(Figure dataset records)

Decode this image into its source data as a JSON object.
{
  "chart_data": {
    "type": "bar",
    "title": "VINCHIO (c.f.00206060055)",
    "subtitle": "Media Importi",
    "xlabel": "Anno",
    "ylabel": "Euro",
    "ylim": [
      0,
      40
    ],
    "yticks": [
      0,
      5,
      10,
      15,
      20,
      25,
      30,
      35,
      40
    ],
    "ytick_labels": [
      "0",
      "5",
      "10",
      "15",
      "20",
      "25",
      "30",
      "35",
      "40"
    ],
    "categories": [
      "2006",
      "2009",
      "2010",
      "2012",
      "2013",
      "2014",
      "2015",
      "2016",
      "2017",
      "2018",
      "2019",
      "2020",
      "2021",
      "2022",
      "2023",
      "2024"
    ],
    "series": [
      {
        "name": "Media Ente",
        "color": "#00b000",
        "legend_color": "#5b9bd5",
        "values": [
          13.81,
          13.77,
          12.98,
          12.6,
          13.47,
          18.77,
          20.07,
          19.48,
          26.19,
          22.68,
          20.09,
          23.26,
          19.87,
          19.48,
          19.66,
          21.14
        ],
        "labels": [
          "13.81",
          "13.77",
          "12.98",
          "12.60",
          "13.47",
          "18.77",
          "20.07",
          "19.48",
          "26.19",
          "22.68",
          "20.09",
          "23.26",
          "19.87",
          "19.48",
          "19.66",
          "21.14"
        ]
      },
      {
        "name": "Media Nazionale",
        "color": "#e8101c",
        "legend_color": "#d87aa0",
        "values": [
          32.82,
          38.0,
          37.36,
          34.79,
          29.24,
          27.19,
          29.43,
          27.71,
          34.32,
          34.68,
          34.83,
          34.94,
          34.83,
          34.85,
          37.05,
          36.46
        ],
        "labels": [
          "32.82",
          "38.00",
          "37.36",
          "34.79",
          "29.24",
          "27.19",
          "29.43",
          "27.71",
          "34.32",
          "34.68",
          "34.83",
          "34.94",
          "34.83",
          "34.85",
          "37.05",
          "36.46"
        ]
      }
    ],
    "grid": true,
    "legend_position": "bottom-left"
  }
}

...

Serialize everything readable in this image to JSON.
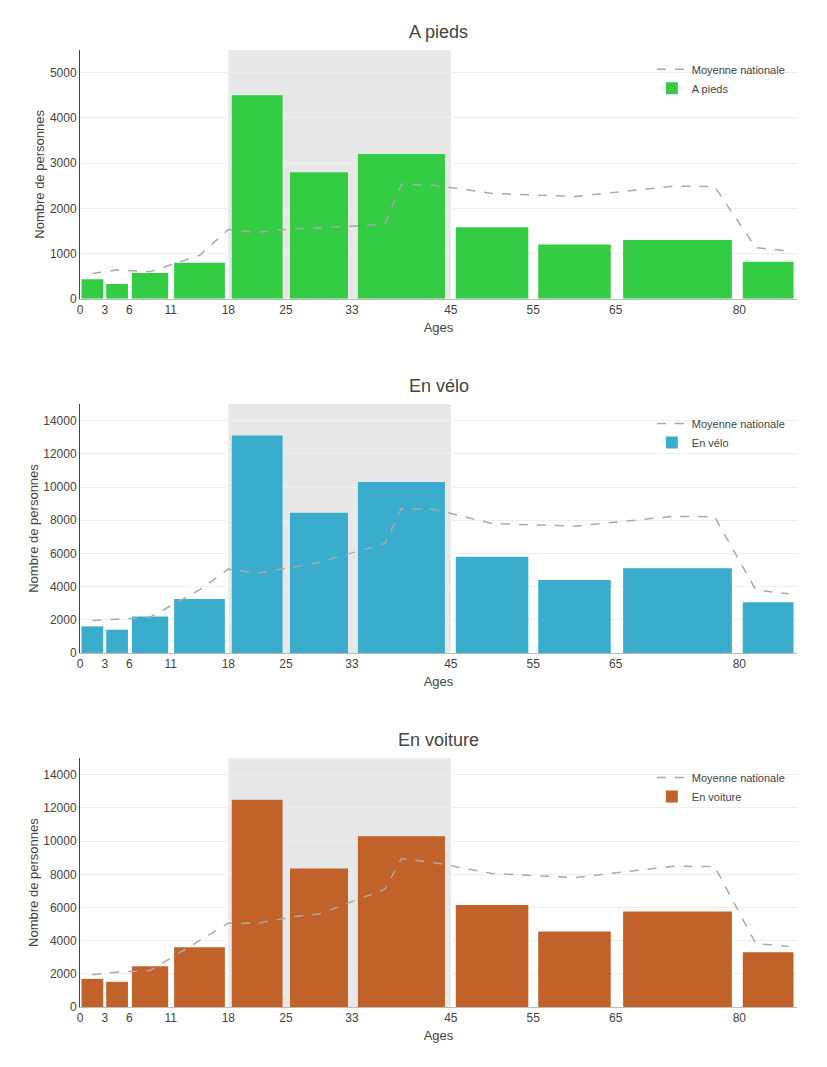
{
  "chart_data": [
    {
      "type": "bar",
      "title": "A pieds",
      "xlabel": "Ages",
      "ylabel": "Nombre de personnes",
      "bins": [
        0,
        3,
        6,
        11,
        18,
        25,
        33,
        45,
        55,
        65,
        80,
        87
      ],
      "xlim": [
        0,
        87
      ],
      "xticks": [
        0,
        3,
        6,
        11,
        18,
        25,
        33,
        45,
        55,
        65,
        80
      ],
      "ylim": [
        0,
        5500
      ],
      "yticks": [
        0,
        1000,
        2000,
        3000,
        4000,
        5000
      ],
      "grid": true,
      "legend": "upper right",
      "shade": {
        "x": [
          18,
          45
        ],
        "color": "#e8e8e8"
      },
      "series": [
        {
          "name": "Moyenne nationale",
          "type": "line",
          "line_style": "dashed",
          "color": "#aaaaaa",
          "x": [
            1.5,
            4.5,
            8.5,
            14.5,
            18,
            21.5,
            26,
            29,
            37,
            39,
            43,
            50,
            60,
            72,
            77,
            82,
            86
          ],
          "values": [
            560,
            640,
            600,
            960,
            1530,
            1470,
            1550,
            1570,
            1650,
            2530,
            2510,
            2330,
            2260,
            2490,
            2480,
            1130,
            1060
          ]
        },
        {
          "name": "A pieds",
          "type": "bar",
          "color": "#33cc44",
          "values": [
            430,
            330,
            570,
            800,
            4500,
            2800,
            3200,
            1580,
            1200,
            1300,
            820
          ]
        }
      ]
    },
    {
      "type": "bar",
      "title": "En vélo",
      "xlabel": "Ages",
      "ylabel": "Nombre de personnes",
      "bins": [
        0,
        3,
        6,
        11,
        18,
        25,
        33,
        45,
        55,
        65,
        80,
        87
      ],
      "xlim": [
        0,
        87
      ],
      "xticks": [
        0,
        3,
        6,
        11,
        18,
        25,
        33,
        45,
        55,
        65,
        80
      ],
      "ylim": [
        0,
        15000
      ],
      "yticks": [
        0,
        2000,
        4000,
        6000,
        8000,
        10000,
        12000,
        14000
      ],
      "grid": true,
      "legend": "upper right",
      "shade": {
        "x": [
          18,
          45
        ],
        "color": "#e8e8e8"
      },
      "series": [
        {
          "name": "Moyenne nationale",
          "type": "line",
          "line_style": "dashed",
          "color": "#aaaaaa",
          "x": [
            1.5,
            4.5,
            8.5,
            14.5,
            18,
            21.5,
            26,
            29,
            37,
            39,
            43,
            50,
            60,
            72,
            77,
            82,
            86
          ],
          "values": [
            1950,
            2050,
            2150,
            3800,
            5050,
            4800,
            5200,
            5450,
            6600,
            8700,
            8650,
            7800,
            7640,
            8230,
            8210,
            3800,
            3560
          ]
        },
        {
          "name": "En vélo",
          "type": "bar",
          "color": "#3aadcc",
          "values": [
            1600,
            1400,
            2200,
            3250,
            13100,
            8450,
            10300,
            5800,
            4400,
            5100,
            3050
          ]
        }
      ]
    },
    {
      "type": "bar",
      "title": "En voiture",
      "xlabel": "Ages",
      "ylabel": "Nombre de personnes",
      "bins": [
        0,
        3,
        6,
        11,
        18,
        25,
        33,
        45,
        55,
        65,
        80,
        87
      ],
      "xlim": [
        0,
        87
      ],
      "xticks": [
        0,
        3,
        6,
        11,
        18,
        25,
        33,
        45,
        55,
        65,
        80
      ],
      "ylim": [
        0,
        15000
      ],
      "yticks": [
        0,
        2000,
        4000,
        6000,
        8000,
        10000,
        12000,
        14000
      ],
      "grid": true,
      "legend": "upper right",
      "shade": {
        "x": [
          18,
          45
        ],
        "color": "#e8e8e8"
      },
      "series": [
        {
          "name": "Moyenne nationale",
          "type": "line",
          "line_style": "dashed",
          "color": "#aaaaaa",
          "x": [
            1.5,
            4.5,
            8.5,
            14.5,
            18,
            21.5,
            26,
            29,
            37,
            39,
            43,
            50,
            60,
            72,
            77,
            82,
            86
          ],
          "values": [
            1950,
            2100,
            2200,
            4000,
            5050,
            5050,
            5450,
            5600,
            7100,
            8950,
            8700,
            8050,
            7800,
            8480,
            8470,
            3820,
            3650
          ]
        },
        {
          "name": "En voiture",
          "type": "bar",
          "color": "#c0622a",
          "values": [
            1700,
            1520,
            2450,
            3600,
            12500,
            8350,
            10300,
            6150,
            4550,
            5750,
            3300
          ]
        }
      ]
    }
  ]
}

Written task »
Find and copy every line in the entries above where the string "this" occurs.

Worked answer »
Decode this image into its source data as a JSON object.
Serialize everything readable in this image to JSON.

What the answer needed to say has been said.